Prompt – Check each line for the string "ended" and give only the count of lines that have it.

[Some records]
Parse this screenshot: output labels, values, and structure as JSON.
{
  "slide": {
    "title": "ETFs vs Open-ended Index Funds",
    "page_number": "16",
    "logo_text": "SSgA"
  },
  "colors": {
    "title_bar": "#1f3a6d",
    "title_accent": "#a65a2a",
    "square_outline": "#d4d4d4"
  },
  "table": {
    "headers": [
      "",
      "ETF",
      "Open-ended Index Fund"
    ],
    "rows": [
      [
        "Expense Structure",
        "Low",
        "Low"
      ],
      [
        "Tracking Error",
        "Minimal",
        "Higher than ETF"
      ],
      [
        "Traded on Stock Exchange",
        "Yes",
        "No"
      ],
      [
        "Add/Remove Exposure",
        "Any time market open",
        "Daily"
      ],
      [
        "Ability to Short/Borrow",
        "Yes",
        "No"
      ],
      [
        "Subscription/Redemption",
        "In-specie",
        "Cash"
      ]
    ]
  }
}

Exercise solution – 2